Collected data
** START **

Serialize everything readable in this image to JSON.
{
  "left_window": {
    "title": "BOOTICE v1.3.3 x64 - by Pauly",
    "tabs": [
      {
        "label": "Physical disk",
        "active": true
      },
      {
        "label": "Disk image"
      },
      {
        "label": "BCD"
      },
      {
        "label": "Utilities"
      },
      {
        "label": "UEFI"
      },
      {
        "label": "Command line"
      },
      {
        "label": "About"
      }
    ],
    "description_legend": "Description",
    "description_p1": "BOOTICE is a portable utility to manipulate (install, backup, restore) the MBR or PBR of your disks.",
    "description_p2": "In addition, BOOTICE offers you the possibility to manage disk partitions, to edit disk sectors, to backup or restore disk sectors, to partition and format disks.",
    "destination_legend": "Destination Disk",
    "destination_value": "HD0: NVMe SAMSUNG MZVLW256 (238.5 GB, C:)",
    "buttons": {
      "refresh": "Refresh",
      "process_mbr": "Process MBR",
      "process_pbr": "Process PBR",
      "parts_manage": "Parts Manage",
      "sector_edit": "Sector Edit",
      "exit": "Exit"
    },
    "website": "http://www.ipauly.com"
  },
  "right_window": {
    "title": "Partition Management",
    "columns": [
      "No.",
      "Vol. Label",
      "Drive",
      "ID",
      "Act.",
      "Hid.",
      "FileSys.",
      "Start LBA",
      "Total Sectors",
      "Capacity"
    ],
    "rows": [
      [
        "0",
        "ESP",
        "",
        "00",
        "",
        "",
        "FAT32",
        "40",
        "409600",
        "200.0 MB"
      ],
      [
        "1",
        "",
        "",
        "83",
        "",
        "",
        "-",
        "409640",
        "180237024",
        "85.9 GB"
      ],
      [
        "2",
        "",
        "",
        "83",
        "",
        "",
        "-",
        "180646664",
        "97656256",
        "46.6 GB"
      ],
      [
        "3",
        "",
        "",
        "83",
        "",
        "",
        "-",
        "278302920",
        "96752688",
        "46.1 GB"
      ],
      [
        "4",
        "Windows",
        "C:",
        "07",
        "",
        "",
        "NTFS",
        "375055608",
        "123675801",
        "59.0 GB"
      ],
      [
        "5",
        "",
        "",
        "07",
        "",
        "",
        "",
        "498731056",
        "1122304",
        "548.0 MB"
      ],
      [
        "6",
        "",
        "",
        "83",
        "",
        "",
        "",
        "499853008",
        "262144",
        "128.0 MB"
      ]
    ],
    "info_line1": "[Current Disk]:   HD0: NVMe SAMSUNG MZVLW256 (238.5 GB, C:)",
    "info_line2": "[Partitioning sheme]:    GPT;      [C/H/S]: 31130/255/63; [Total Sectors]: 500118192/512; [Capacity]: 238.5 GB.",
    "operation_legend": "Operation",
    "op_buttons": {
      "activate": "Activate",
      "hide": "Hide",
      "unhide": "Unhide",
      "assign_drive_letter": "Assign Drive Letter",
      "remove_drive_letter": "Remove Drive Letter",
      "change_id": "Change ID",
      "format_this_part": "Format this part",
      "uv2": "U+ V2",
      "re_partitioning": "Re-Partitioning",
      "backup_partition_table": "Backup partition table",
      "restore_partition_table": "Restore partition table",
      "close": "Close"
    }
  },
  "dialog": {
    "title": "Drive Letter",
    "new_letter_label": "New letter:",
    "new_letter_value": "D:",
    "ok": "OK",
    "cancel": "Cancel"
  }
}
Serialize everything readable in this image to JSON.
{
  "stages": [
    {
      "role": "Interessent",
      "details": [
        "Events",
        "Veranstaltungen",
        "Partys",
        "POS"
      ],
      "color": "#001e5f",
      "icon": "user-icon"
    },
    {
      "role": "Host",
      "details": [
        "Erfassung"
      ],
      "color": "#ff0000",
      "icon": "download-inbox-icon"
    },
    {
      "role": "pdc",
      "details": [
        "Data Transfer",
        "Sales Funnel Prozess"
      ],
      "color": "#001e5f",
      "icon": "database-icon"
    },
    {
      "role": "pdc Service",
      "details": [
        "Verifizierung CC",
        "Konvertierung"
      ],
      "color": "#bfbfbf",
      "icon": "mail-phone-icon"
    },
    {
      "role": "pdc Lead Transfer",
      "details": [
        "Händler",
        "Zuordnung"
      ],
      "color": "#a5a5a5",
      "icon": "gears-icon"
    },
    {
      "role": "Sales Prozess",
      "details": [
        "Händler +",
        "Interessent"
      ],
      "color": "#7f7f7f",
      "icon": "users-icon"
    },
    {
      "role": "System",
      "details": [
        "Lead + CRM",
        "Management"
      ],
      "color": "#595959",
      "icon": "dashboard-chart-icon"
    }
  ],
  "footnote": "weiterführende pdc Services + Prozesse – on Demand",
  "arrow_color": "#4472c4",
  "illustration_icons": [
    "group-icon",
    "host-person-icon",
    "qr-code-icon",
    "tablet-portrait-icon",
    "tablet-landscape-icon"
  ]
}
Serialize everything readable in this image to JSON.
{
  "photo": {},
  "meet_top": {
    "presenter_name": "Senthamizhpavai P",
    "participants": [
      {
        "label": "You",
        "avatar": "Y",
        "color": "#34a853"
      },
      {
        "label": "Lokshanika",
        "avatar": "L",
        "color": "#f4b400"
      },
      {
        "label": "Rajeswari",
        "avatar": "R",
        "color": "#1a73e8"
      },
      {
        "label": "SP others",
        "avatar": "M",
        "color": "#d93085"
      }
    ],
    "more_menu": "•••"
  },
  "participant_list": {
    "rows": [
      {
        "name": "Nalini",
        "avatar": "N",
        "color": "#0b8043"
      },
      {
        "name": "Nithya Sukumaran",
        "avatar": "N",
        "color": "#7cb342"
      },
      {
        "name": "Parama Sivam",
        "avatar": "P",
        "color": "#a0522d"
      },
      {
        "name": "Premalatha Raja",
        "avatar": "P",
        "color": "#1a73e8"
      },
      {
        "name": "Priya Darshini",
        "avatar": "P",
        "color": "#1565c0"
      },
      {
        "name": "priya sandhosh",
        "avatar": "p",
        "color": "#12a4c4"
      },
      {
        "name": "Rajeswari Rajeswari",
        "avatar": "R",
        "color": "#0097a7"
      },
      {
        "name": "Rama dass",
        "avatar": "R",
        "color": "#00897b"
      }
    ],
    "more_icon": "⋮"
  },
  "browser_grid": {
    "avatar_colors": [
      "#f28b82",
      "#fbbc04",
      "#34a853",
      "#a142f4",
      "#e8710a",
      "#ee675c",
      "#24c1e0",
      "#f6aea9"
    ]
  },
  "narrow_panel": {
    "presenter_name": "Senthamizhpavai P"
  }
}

** END **

→ DO THIS: Write out the full set of records exactly as given.

→ ANSWER TO THE EXERCISE:
Serialize everything readable in this image to JSON.
{
  "left_window": {
    "title": "BOOTICE v1.3.3 x64 - by Pauly",
    "tabs": [
      {
        "label": "Physical disk",
        "active": true
      },
      {
        "label": "Disk image"
      },
      {
        "label": "BCD"
      },
      {
        "label": "Utilities"
      },
      {
        "label": "UEFI"
      },
      {
        "label": "Command line"
      },
      {
        "label": "About"
      }
    ],
    "description_legend": "Description",
    "description_p1": "BOOTICE is a portable utility to manipulate (install, backup, restore) the MBR or PBR of your disks.",
    "description_p2": "In addition, BOOTICE offers you the possibility to manage disk partitions, to edit disk sectors, to backup or restore disk sectors, to partition and format disks.",
    "destination_legend": "Destination Disk",
    "destination_value": "HD0: NVMe SAMSUNG MZVLW256 (238.5 GB, C:)",
    "buttons": {
      "refresh": "Refresh",
      "process_mbr": "Process MBR",
      "process_pbr": "Process PBR",
      "parts_manage": "Parts Manage",
      "sector_edit": "Sector Edit",
      "exit": "Exit"
    },
    "website": "http://www.ipauly.com"
  },
  "right_window": {
    "title": "Partition Management",
    "columns": [
      "No.",
      "Vol. Label",
      "Drive",
      "ID",
      "Act.",
      "Hid.",
      "FileSys.",
      "Start LBA",
      "Total Sectors",
      "Capacity"
    ],
    "rows": [
      [
        "0",
        "ESP",
        "",
        "00",
        "",
        "",
        "FAT32",
        "40",
        "409600",
        "200.0 MB"
      ],
      [
        "1",
        "",
        "",
        "83",
        "",
        "",
        "-",
        "409640",
        "180237024",
        "85.9 GB"
      ],
      [
        "2",
        "",
        "",
        "83",
        "",
        "",
        "-",
        "180646664",
        "97656256",
        "46.6 GB"
      ],
      [
        "3",
        "",
        "",
        "83",
        "",
        "",
        "-",
        "278302920",
        "96752688",
        "46.1 GB"
      ],
      [
        "4",
        "Windows",
        "C:",
        "07",
        "",
        "",
        "NTFS",
        "375055608",
        "123675801",
        "59.0 GB"
      ],
      [
        "5",
        "",
        "",
        "07",
        "",
        "",
        "",
        "498731056",
        "1122304",
        "548.0 MB"
      ],
      [
        "6",
        "",
        "",
        "83",
        "",
        "",
        "",
        "499853008",
        "262144",
        "128.0 MB"
      ]
    ],
    "info_line1": "[Current Disk]:   HD0: NVMe SAMSUNG MZVLW256 (238.5 GB, C:)",
    "info_line2": "[Partitioning sheme]:    GPT;      [C/H/S]: 31130/255/63; [Total Sectors]: 500118192/512; [Capacity]: 238.5 GB.",
    "operation_legend": "Operation",
    "op_buttons": {
      "activate": "Activate",
      "hide": "Hide",
      "unhide": "Unhide",
      "assign_drive_letter": "Assign Drive Letter",
      "remove_drive_letter": "Remove Drive Letter",
      "change_id": "Change ID",
      "format_this_part": "Format this part",
      "uv2": "U+ V2",
      "re_partitioning": "Re-Partitioning",
      "backup_partition_table": "Backup partition table",
      "restore_partition_table": "Restore partition table",
      "close": "Close"
    }
  },
  "dialog": {
    "title": "Drive Letter",
    "new_letter_label": "New letter:",
    "new_letter_value": "D:",
    "ok": "OK",
    "cancel": "Cancel"
  }
}
Serialize everything readable in this image to JSON.
{
  "stages": [
    {
      "role": "Interessent",
      "details": [
        "Events",
        "Veranstaltungen",
        "Partys",
        "POS"
      ],
      "color": "#001e5f",
      "icon": "user-icon"
    },
    {
      "role": "Host",
      "details": [
        "Erfassung"
      ],
      "color": "#ff0000",
      "icon": "download-inbox-icon"
    },
    {
      "role": "pdc",
      "details": [
        "Data Transfer",
        "Sales Funnel Prozess"
      ],
      "color": "#001e5f",
      "icon": "database-icon"
    },
    {
      "role": "pdc Service",
      "details": [
        "Verifizierung CC",
        "Konvertierung"
      ],
      "color": "#bfbfbf",
      "icon": "mail-phone-icon"
    },
    {
      "role": "pdc Lead Transfer",
      "details": [
        "Händler",
        "Zuordnung"
      ],
      "color": "#a5a5a5",
      "icon": "gears-icon"
    },
    {
      "role": "Sales Prozess",
      "details": [
        "Händler +",
        "Interessent"
      ],
      "color": "#7f7f7f",
      "icon": "users-icon"
    },
    {
      "role": "System",
      "details": [
        "Lead + CRM",
        "Management"
      ],
      "color": "#595959",
      "icon": "dashboard-chart-icon"
    }
  ],
  "footnote": "weiterführende pdc Services + Prozesse – on Demand",
  "arrow_color": "#4472c4",
  "illustration_icons": [
    "group-icon",
    "host-person-icon",
    "qr-code-icon",
    "tablet-portrait-icon",
    "tablet-landscape-icon"
  ]
}
Serialize everything readable in this image to JSON.
{
  "photo": {},
  "meet_top": {
    "presenter_name": "Senthamizhpavai P",
    "participants": [
      {
        "label": "You",
        "avatar": "Y",
        "color": "#34a853"
      },
      {
        "label": "Lokshanika",
        "avatar": "L",
        "color": "#f4b400"
      },
      {
        "label": "Rajeswari",
        "avatar": "R",
        "color": "#1a73e8"
      },
      {
        "label": "SP others",
        "avatar": "M",
        "color": "#d93085"
      }
    ],
    "more_menu": "•••"
  },
  "participant_list": {
    "rows": [
      {
        "name": "Nalini",
        "avatar": "N",
        "color": "#0b8043"
      },
      {
        "name": "Nithya Sukumaran",
        "avatar": "N",
        "color": "#7cb342"
      },
      {
        "name": "Parama Sivam",
        "avatar": "P",
        "color": "#a0522d"
      },
      {
        "name": "Premalatha Raja",
        "avatar": "P",
        "color": "#1a73e8"
      },
      {
        "name": "Priya Darshini",
        "avatar": "P",
        "color": "#1565c0"
      },
      {
        "name": "priya sandhosh",
        "avatar": "p",
        "color": "#12a4c4"
      },
      {
        "name": "Rajeswari Rajeswari",
        "avatar": "R",
        "color": "#0097a7"
      },
      {
        "name": "Rama dass",
        "avatar": "R",
        "color": "#00897b"
      }
    ],
    "more_icon": "⋮"
  },
  "browser_grid": {
    "avatar_colors": [
      "#f28b82",
      "#fbbc04",
      "#34a853",
      "#a142f4",
      "#e8710a",
      "#ee675c",
      "#24c1e0",
      "#f6aea9"
    ]
  },
  "narrow_panel": {
    "presenter_name": "Senthamizhpavai P"
  }
}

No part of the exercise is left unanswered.